Next, we discuss the temperature dependence of surface enrichment and depletion as well as the orientation effects of the mixtures and also pure ILs. The measurements were performed from 363 K down to 238 / 233 K, with the lower temperature depending on the solidification temperature of the samples. The quantitative analysis of the C_alkyl and O_PEG data is given in Figure 4. For pure [C₈C₁Im][PF₆] (black squares), the n(80°)/n_nominal ratio for C_alkyl shows a weak decrease from 1.48 at 223 K to 1.32 at 363 K, which is attributed to the fact that the surface [C₈C₁Im]⁺ cations are more randomly oriented at higher temperatures. For the mixtures, however, the n(80°)/n_nominal ratio for C_alkyl shows a very pronounced decrease with increasing temperature. This decrease is attributed to the loss of selective surface enrichment of the alkyl chains relative to the PEG chains (see below), that is, a loss in preferential surface segregation of the [C₈C₁Im]⁺ cations at elevated temperatures. It is most pronounced for small [C₈C₁Im][PF₆] contents: e.g., for the 4.5 mol% mixture, the n(80°)/n_nominal ratio decreases from around 10 at 238 K down to 2.1 at 363 K.

With increasing temperature, in the case of pure [(mPEG₂)₂Im]I the normalised O_PEG content (grey squares) at the surface measured at 80° shows virtually no change (see a very weak decrease from 1.17 to 1.15 in Figure 4). In contrast, the mixtures display a clear and continuous increase of the O surface content with temperature, e.g., from 0.86 at 238 K to 1.09 at 363 K for the mixture with 4.5 mol% [C₈C₁Im][PF₆]. This behaviour reflects the increase of the PEG chain contribution at the surface, which goes along with the above-described loss in the alkyl chain signal. As already discussed previously for pure ILs and IL mixtures [15,30], we attribute the generally observed loss in alkyl chain enrichment in ARXPS with increasing temperature to the loss in surface order as an entropic effect.

• GIVEN TASK 1:
Answer these questions about the ionic liquid surface text:
(a) For the 4.5 mol% mixture, what value does the n(80°)/n_nominal ratio for C_alkyl fall to at 363 K?
(b) For pure [(mPEG₂)₂Im]I, between which two values does the normalized O_PEG content at 80° change?
(c) What do the authors blame for the general loss in alkyl chain enrichment as temperature rises?

• GIVEN DATA:
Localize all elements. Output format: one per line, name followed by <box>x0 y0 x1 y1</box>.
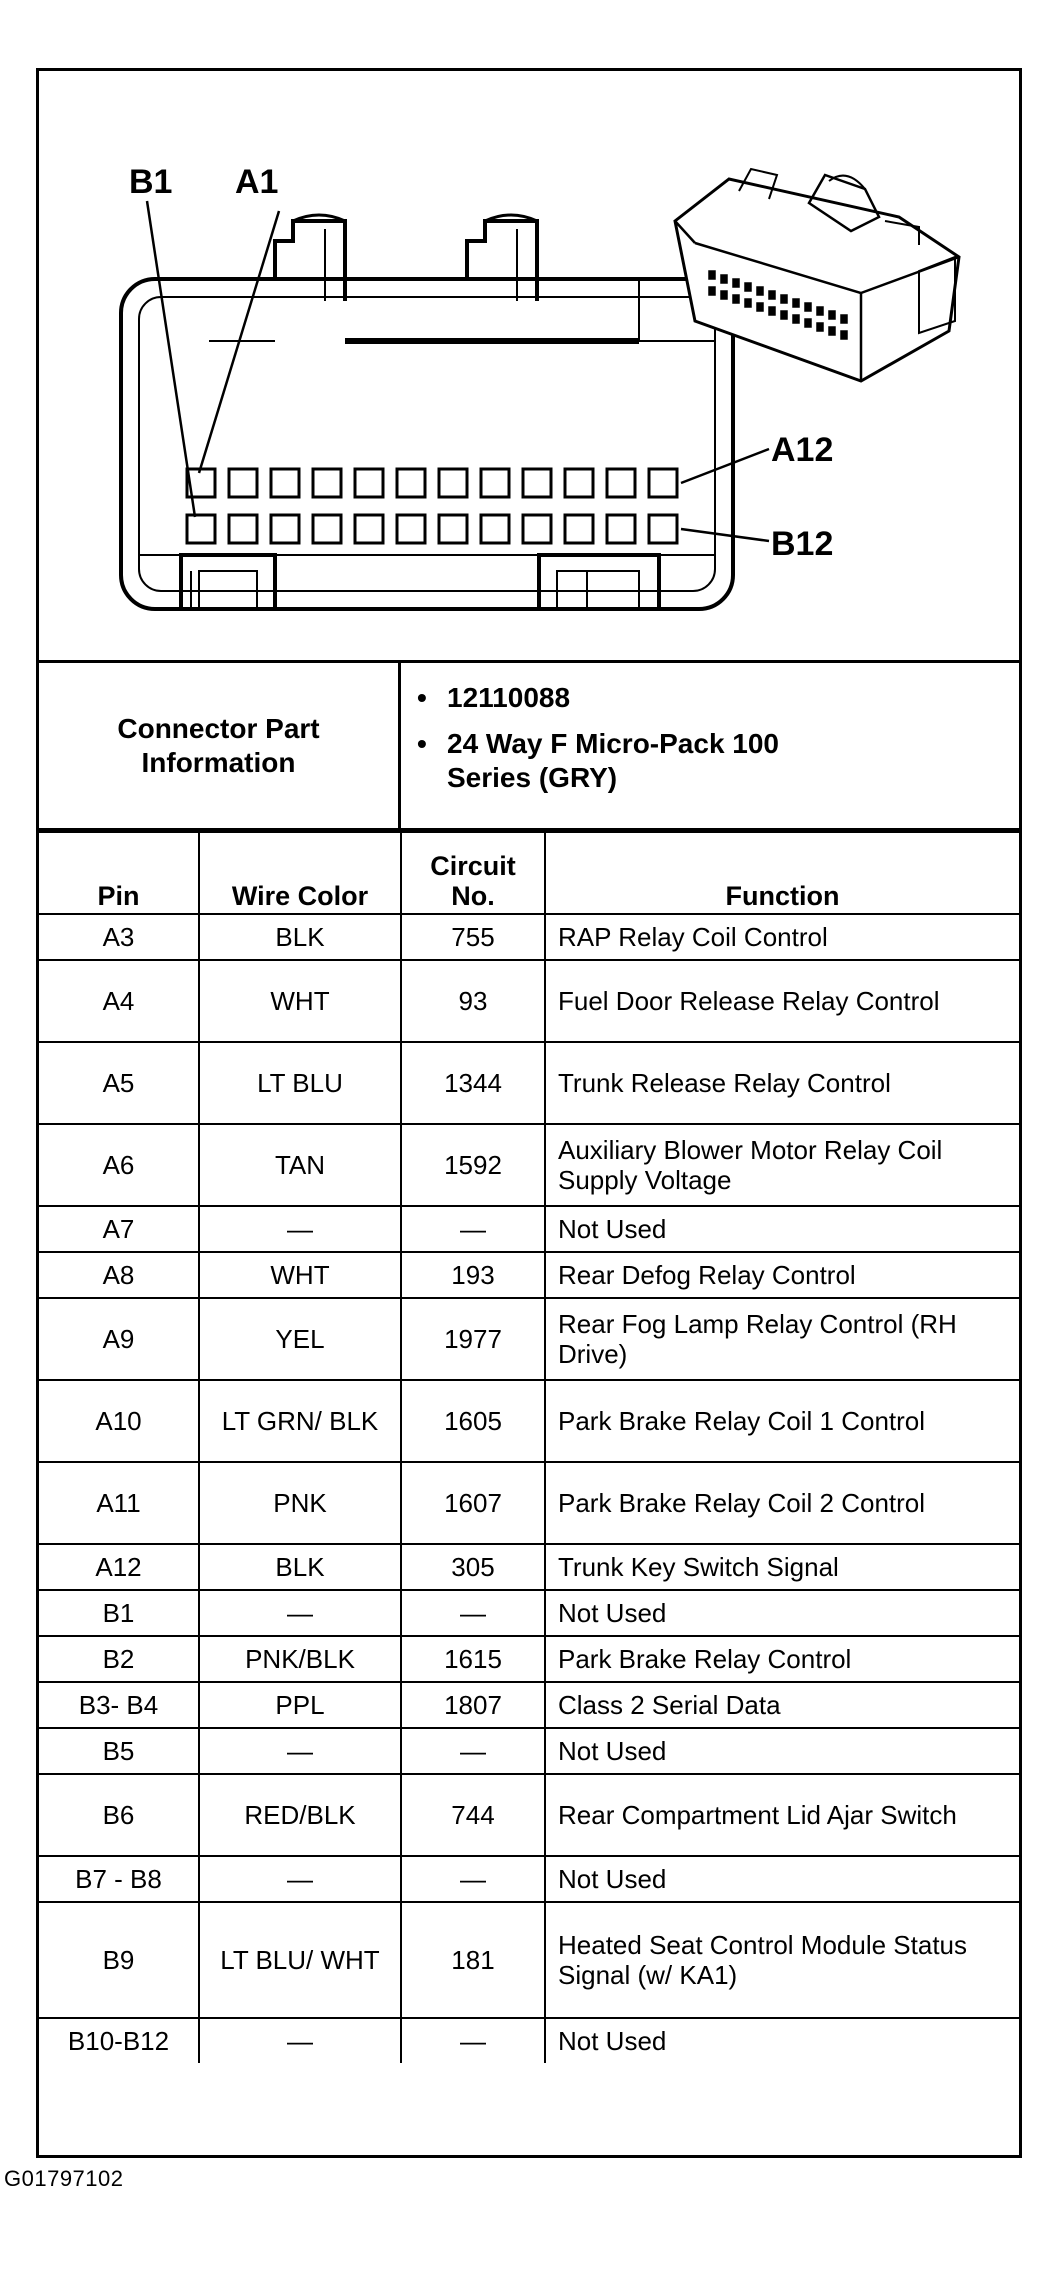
circuit-cell: — <box>401 1728 545 1774</box>
function-cell: Heated Seat Control Module Status Signal (w/ KA1) <box>545 1902 1019 2018</box>
wire-color-cell: WHT <box>199 960 401 1042</box>
connector-part-information <box>39 663 1019 831</box>
circuit-cell: 744 <box>401 1774 545 1856</box>
figure-id: G01797102 <box>4 2166 124 2191</box>
connector-info-list <box>417 681 867 807</box>
wire-color-cell: YEL <box>199 1298 401 1380</box>
table-row <box>39 1380 1019 1462</box>
circuit-cell: 1592 <box>401 1124 545 1206</box>
function-cell: Rear Compartment Lid Ajar Switch <box>545 1774 1019 1856</box>
table-row <box>39 1252 1019 1298</box>
wire-color-cell: TAN <box>199 1124 401 1206</box>
circuit-cell: 1977 <box>401 1298 545 1380</box>
pin-cavities-row-b <box>187 515 677 543</box>
function-cell: Park Brake Relay Coil 2 Control <box>545 1462 1019 1544</box>
circuit-cell: 181 <box>401 1902 545 2018</box>
connector-sheet <box>36 68 1022 2158</box>
table-row <box>39 1728 1019 1774</box>
function-cell: Not Used <box>545 2018 1019 2063</box>
pin-cell: A8 <box>39 1252 199 1298</box>
circuit-cell: 755 <box>401 914 545 960</box>
circuit-cell: — <box>401 1590 545 1636</box>
pin-cell: B3- B4 <box>39 1682 199 1728</box>
wire-color-cell: LT BLU/ WHT <box>199 1902 401 2018</box>
table-header-row <box>39 832 1019 914</box>
table-row <box>39 1298 1019 1380</box>
table-row <box>39 2018 1019 2063</box>
function-cell: Not Used <box>545 1856 1019 1902</box>
connector-isometric-illustration <box>675 169 959 381</box>
function-cell: Not Used <box>545 1728 1019 1774</box>
table-row <box>39 960 1019 1042</box>
pin-cell: A12 <box>39 1544 199 1590</box>
circuit-cell: — <box>401 2018 545 2063</box>
pin-cell: A9 <box>39 1298 199 1380</box>
function-cell: Not Used <box>545 1590 1019 1636</box>
table-row <box>39 1544 1019 1590</box>
pin-cell: A4 <box>39 960 199 1042</box>
header-circuit-no: Circuit No. <box>401 832 545 914</box>
label-b1: B1 <box>129 163 173 201</box>
table-row <box>39 1124 1019 1206</box>
wire-color-cell: PPL <box>199 1682 401 1728</box>
function-cell: Auxiliary Blower Motor Relay Coil Supply Voltage <box>545 1124 1019 1206</box>
wire-color-cell: RED/BLK <box>199 1774 401 1856</box>
pin-cell: A11 <box>39 1462 199 1544</box>
pin-cell: A6 <box>39 1124 199 1206</box>
circuit-cell: — <box>401 1206 545 1252</box>
pin-cell: B5 <box>39 1728 199 1774</box>
pin-cell: B2 <box>39 1636 199 1682</box>
table-row <box>39 1462 1019 1544</box>
pin-function-table <box>39 831 1019 2063</box>
pin-cell: B7 - B8 <box>39 1856 199 1902</box>
label-a12: A12 <box>771 431 834 469</box>
function-cell: Fuel Door Release Relay Control <box>545 960 1019 1042</box>
connector-diagram-panel <box>39 71 1019 663</box>
table-row <box>39 1636 1019 1682</box>
pin-cell: A7 <box>39 1206 199 1252</box>
wire-color-cell: — <box>199 1856 401 1902</box>
circuit-cell: 1607 <box>401 1462 545 1544</box>
circuit-cell: 93 <box>401 960 545 1042</box>
circuit-cell: 193 <box>401 1252 545 1298</box>
circuit-cell: 1344 <box>401 1042 545 1124</box>
wire-color-cell: LT BLU <box>199 1042 401 1124</box>
table-row <box>39 1774 1019 1856</box>
wire-color-cell: PNK/BLK <box>199 1636 401 1682</box>
table-row <box>39 1902 1019 2018</box>
wire-color-cell: — <box>199 1728 401 1774</box>
connector-body <box>121 215 733 609</box>
pin-cell: B10-B12 <box>39 2018 199 2063</box>
wire-color-cell: — <box>199 2018 401 2063</box>
circuit-cell: — <box>401 1856 545 1902</box>
pin-cell: B1 <box>39 1590 199 1636</box>
function-cell: Rear Defog Relay Control <box>545 1252 1019 1298</box>
wire-color-cell: PNK <box>199 1462 401 1544</box>
pin-cell: B9 <box>39 1902 199 2018</box>
wire-color-cell: — <box>199 1590 401 1636</box>
circuit-cell: 1807 <box>401 1682 545 1728</box>
circuit-cell: 1605 <box>401 1380 545 1462</box>
header-pin: Pin <box>39 832 199 914</box>
function-cell: Park Brake Relay Coil 1 Control <box>545 1380 1019 1462</box>
table-row <box>39 1590 1019 1636</box>
pin-cell: A5 <box>39 1042 199 1124</box>
label-a1: A1 <box>235 163 279 201</box>
table-row <box>39 1856 1019 1902</box>
pin-cell: A3 <box>39 914 199 960</box>
function-cell: Rear Fog Lamp Relay Control (RH Drive) <box>545 1298 1019 1380</box>
pin-cell: A10 <box>39 1380 199 1462</box>
pin-cavities-row-a <box>187 469 677 497</box>
wire-color-cell: WHT <box>199 1252 401 1298</box>
table-row <box>39 914 1019 960</box>
function-cell: Not Used <box>545 1206 1019 1252</box>
table-row <box>39 1042 1019 1124</box>
table-row <box>39 1682 1019 1728</box>
function-cell: Trunk Key Switch Signal <box>545 1544 1019 1590</box>
label-b12: B12 <box>771 525 834 563</box>
connector-description: • 24 Way F Micro-Pack 100 Series (GRY) <box>417 727 867 795</box>
circuit-cell: 305 <box>401 1544 545 1590</box>
circuit-cell: 1615 <box>401 1636 545 1682</box>
function-cell: Trunk Release Relay Control <box>545 1042 1019 1124</box>
function-cell: Park Brake Relay Control <box>545 1636 1019 1682</box>
wire-color-cell: BLK <box>199 1544 401 1590</box>
wire-color-cell: — <box>199 1206 401 1252</box>
header-wire-color: Wire Color <box>199 832 401 914</box>
function-cell: RAP Relay Coil Control <box>545 914 1019 960</box>
connector-info-label: Connector Part Information <box>39 663 401 828</box>
wire-color-cell: LT GRN/ BLK <box>199 1380 401 1462</box>
function-cell: Class 2 Serial Data <box>545 1682 1019 1728</box>
part-number: • 12110088 <box>417 681 867 715</box>
connector-face-diagram <box>39 71 1019 661</box>
pin-cell: B6 <box>39 1774 199 1856</box>
header-function: Function <box>545 832 1019 914</box>
wire-color-cell: BLK <box>199 914 401 960</box>
table-row <box>39 1206 1019 1252</box>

• GIVEN TASK 2: Put the entries starting at the line that contains "circuit-cell: — <box>401 1728 545 1774</box>" and ending at the line that contains "wire-color-cell: LT BLU/" into a numbered list, skipping any blank lines. List only those entries.

• WRITTEN SOLUTION 1:
(a) 2.1
(b) From 1.17 to 1.15
(c) The loss in surface order, as an entropic effect

• WRITTEN SOLUTION 2:
1. circuit-cell: — <box>401 1728 545 1774</box>
2. function-cell: Heated Seat Control Module Status Signal (w/ KA1) <box>545 1902 1019 2018</box>
3. wire-color-cell: WHT <box>199 960 401 1042</box>
4. connector-part-information <box>39 663 1019 831</box>
5. circuit-cell: 744 <box>401 1774 545 1856</box>
6. figure-id: G01797102 <box>4 2166 124 2191</box>
7. connector-info-list <box>417 681 867 807</box>
8. wire-color-cell: YEL <box>199 1298 401 1380</box>
9. table-row <box>39 1380 1019 1462</box>
10. circuit-cell: 1592 <box>401 1124 545 1206</box>
11. function-cell: Rear Compartment Lid Ajar Switch <box>545 1774 1019 1856</box>
12. table-row <box>39 1252 1019 1298</box>
13. wire-color-cell: TAN <box>199 1124 401 1206</box>
14. circuit-cell: 1977 <box>401 1298 545 1380</box>
15. pin-cavities-row-b <box>187 515 677 543</box>
16. function-cell: Park Brake Relay Coil 2 Control <box>545 1462 1019 1544</box>
17. circuit-cell: 181 <box>401 1902 545 2018</box>
18. connector-sheet <box>36 68 1022 2158</box>
19. table-row <box>39 1728 1019 1774</box>
20. function-cell: Not Used <box>545 2018 1019 2063</box>
21. pin-cell: A8 <box>39 1252 199 1298</box>
22. circuit-cell: 755 <box>401 914 545 960</box>
23. circuit-cell: — <box>401 1590 545 1636</box>
24. pin-cell: B3- B4 <box>39 1682 199 1728</box>
25. wire-color-cell: LT BLU/ WHT <box>199 1902 401 2018</box>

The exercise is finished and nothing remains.